* Task goal
List every line below containing "files".

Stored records
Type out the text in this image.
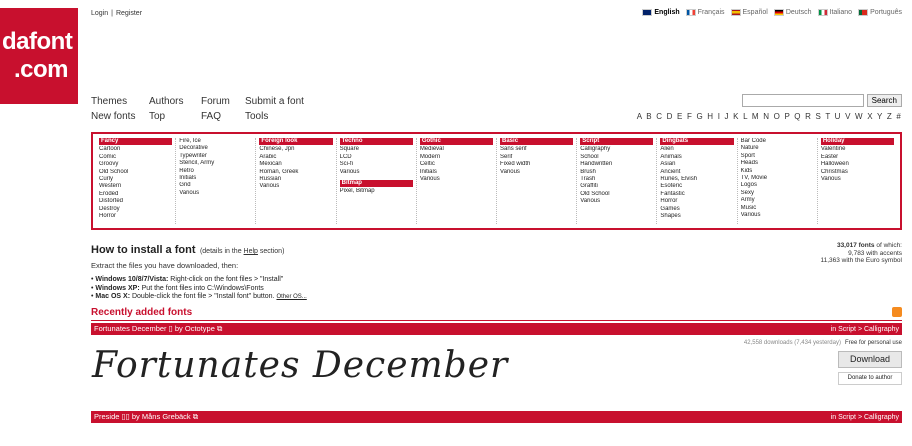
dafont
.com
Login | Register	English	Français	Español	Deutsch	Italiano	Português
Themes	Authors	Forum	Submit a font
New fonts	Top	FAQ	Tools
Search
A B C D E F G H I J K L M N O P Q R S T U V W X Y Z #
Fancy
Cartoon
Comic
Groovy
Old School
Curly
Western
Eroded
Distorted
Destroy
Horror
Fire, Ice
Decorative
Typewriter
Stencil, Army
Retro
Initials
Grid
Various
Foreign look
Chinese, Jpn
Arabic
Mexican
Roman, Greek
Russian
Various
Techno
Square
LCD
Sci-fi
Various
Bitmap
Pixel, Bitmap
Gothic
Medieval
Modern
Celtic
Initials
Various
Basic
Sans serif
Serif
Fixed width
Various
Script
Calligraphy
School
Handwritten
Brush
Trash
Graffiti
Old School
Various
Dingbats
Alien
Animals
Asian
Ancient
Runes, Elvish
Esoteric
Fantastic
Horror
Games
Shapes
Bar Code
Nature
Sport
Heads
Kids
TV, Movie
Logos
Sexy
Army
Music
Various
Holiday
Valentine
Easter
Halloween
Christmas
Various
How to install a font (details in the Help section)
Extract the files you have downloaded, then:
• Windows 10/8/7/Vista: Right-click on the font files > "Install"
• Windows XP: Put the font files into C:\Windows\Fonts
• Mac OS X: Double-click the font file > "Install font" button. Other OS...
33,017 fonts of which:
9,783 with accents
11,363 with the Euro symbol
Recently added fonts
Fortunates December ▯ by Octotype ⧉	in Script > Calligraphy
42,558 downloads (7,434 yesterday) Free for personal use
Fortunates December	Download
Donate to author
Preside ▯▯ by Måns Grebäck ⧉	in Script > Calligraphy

* * *

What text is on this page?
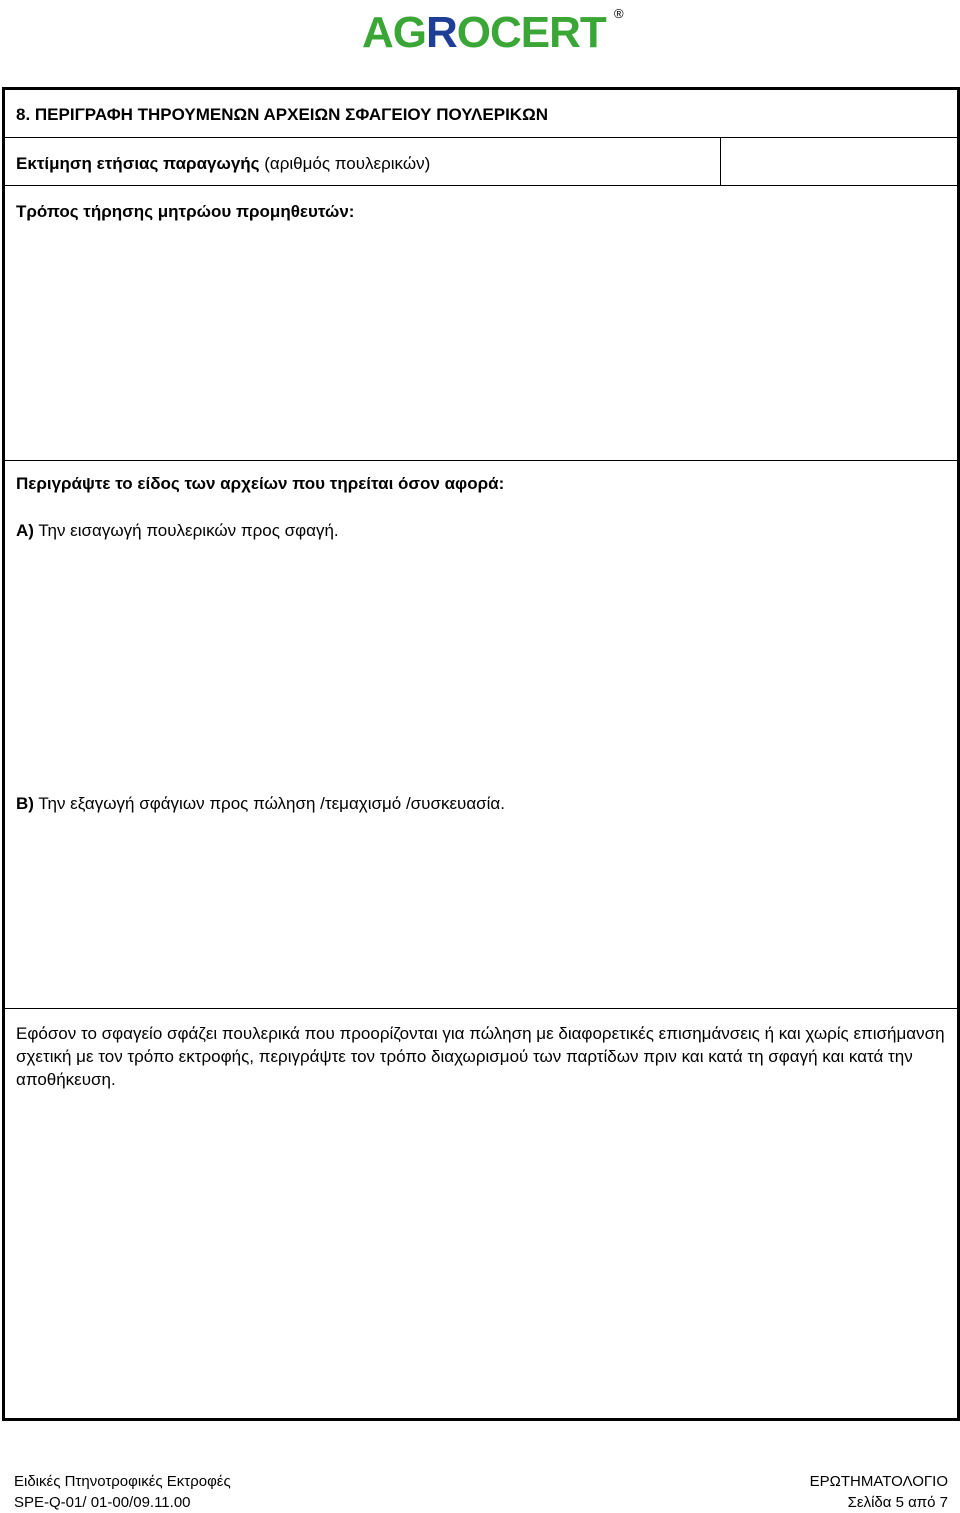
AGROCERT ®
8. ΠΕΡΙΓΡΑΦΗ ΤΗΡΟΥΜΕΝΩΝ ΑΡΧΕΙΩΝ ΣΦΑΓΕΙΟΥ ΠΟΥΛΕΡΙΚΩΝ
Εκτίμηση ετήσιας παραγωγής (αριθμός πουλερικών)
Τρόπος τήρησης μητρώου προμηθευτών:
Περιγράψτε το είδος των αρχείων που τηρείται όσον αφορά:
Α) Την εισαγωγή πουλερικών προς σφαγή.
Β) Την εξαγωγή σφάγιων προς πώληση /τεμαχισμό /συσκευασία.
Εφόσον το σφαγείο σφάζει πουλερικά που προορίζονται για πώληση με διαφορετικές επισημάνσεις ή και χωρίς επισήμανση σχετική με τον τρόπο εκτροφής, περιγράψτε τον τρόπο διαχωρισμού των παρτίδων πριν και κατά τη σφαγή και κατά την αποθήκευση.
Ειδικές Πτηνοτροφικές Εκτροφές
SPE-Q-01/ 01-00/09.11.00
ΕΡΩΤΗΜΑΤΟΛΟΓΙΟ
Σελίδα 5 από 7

...

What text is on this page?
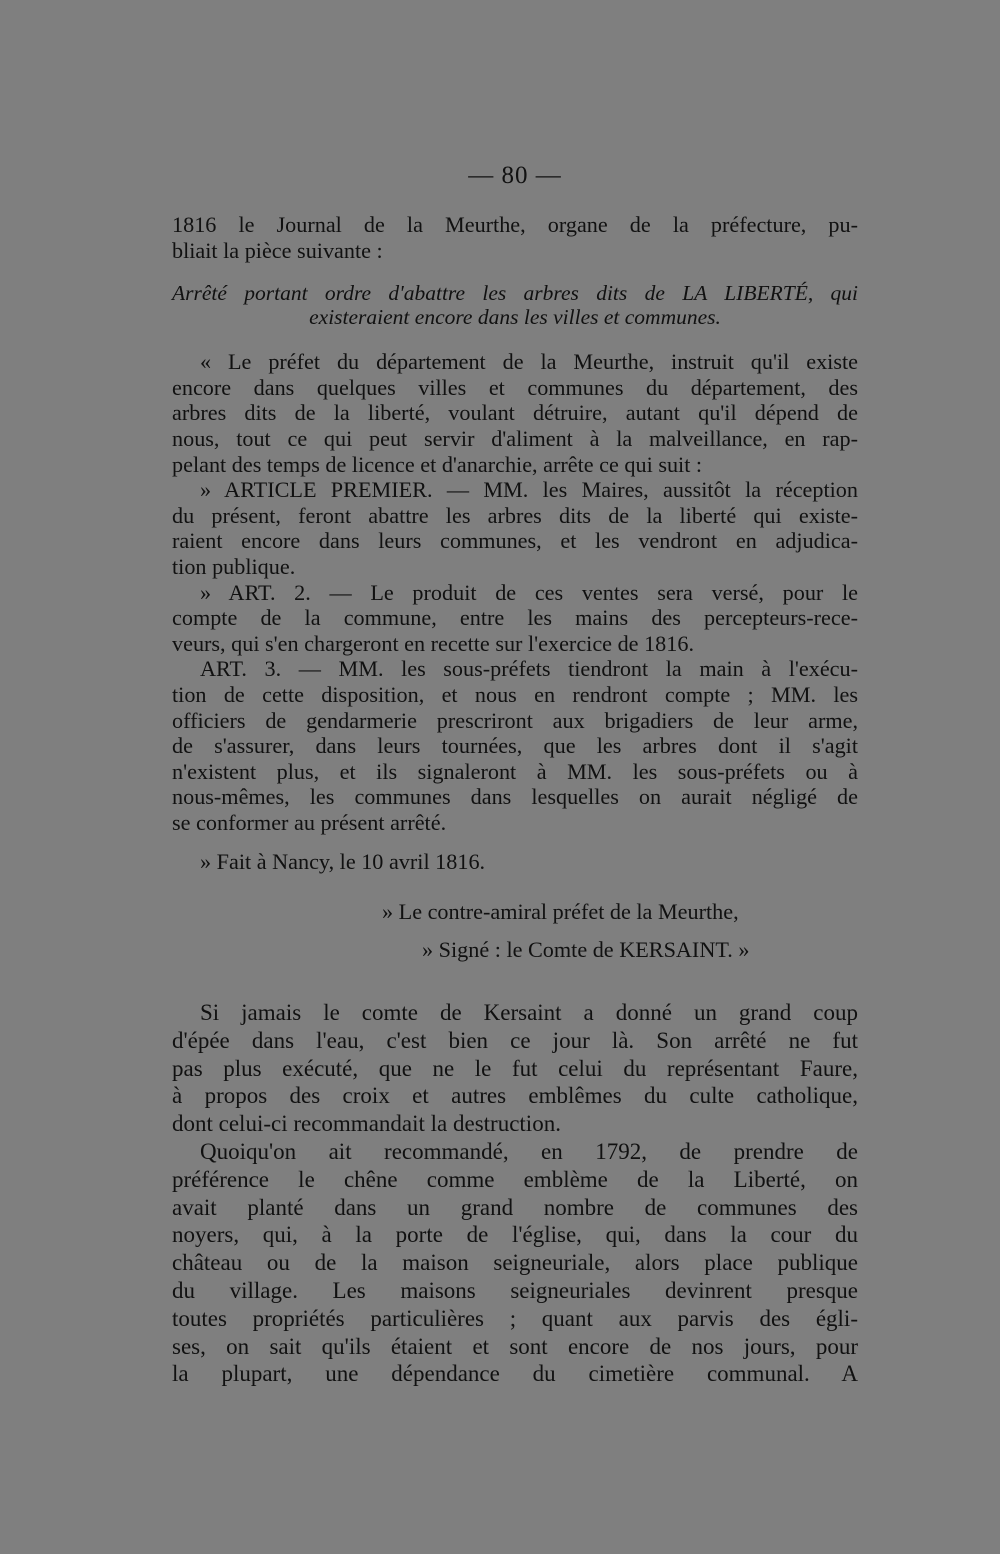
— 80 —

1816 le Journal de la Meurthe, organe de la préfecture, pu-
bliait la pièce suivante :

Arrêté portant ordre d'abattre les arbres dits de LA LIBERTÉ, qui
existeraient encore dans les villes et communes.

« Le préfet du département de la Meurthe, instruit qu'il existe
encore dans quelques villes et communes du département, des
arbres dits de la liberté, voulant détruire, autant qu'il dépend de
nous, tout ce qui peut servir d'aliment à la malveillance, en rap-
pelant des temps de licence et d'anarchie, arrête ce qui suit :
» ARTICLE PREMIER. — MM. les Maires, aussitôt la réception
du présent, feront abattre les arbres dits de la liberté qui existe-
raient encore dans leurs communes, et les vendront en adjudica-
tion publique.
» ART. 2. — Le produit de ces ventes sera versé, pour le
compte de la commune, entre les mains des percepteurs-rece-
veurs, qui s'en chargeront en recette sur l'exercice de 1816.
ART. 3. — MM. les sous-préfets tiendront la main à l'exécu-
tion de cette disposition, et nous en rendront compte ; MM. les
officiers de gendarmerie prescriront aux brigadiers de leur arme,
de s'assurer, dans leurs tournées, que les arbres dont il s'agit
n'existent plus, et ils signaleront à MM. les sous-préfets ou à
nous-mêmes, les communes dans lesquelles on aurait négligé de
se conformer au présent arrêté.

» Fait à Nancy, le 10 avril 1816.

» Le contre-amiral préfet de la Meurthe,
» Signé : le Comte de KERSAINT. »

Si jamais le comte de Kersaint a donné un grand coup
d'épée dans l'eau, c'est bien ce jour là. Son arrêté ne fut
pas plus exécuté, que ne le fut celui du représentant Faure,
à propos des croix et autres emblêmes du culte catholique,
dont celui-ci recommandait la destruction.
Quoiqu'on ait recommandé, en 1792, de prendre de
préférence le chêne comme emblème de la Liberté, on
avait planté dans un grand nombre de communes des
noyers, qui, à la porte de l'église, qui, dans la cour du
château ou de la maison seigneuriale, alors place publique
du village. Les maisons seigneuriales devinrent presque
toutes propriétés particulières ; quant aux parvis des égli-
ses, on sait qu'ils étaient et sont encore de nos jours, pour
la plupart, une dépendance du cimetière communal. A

* Worked answer
Extract the files you have downloaded, then:
• Windows 10/8/7/Vista: Right-click on the font files > "Install"
• Windows XP: Put the font files into C:\Windows\Fonts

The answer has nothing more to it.